─── Data provided ───

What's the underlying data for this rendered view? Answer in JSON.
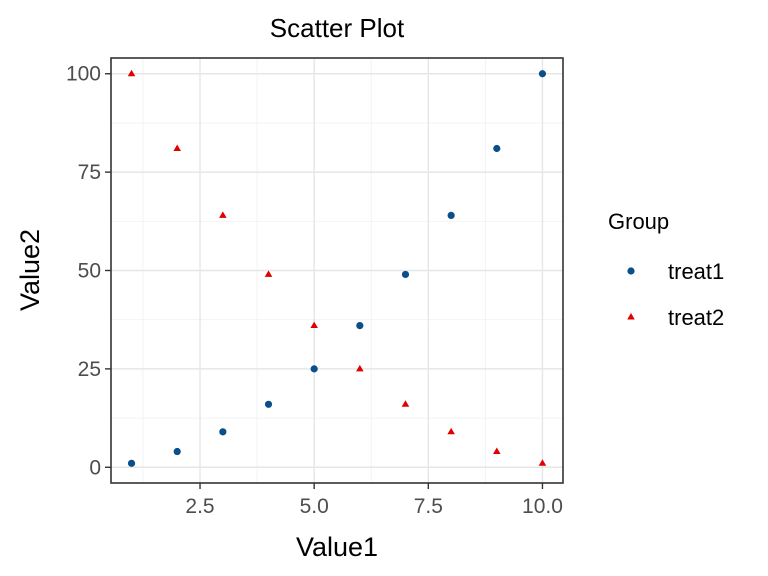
{
  "chart_data": {
    "type": "scatter",
    "title": "Scatter Plot",
    "xlabel": "Value1",
    "ylabel": "Value2",
    "xlim": [
      0.55,
      10.45
    ],
    "ylim": [
      -4.0,
      104.0
    ],
    "x_ticks": [
      2.5,
      5.0,
      7.5,
      10.0
    ],
    "x_tick_labels": [
      "2.5",
      "5.0",
      "7.5",
      "10.0"
    ],
    "y_ticks": [
      0,
      25,
      50,
      75,
      100
    ],
    "y_tick_labels": [
      "0",
      "25",
      "50",
      "75",
      "100"
    ],
    "grid": true,
    "legend": {
      "title": "Group",
      "position": "right"
    },
    "series": [
      {
        "name": "treat1",
        "marker": "circle",
        "color": "#0b4f8a",
        "x": [
          1,
          2,
          3,
          4,
          5,
          6,
          7,
          8,
          9,
          10
        ],
        "y": [
          1,
          4,
          9,
          16,
          25,
          36,
          49,
          64,
          81,
          100
        ]
      },
      {
        "name": "treat2",
        "marker": "triangle",
        "color": "#e00000",
        "x": [
          1,
          2,
          3,
          4,
          5,
          6,
          7,
          8,
          9,
          10
        ],
        "y": [
          100,
          81,
          64,
          49,
          36,
          25,
          16,
          9,
          4,
          1
        ]
      }
    ]
  }
}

───

§ Written exercise:
Copy out all of the data word for word. Do not carry over any picture.

§ Written answer:
What's the underlying data for this rendered view? Answer in JSON.
{
  "chart_data": {
    "type": "scatter",
    "title": "Scatter Plot",
    "xlabel": "Value1",
    "ylabel": "Value2",
    "xlim": [
      0.55,
      10.45
    ],
    "ylim": [
      -4.0,
      104.0
    ],
    "x_ticks": [
      2.5,
      5.0,
      7.5,
      10.0
    ],
    "x_tick_labels": [
      "2.5",
      "5.0",
      "7.5",
      "10.0"
    ],
    "y_ticks": [
      0,
      25,
      50,
      75,
      100
    ],
    "y_tick_labels": [
      "0",
      "25",
      "50",
      "75",
      "100"
    ],
    "grid": true,
    "legend": {
      "title": "Group",
      "position": "right"
    },
    "series": [
      {
        "name": "treat1",
        "marker": "circle",
        "color": "#0b4f8a",
        "x": [
          1,
          2,
          3,
          4,
          5,
          6,
          7,
          8,
          9,
          10
        ],
        "y": [
          1,
          4,
          9,
          16,
          25,
          36,
          49,
          64,
          81,
          100
        ]
      },
      {
        "name": "treat2",
        "marker": "triangle",
        "color": "#e00000",
        "x": [
          1,
          2,
          3,
          4,
          5,
          6,
          7,
          8,
          9,
          10
        ],
        "y": [
          100,
          81,
          64,
          49,
          36,
          25,
          16,
          9,
          4,
          1
        ]
      }
    ]
  }
}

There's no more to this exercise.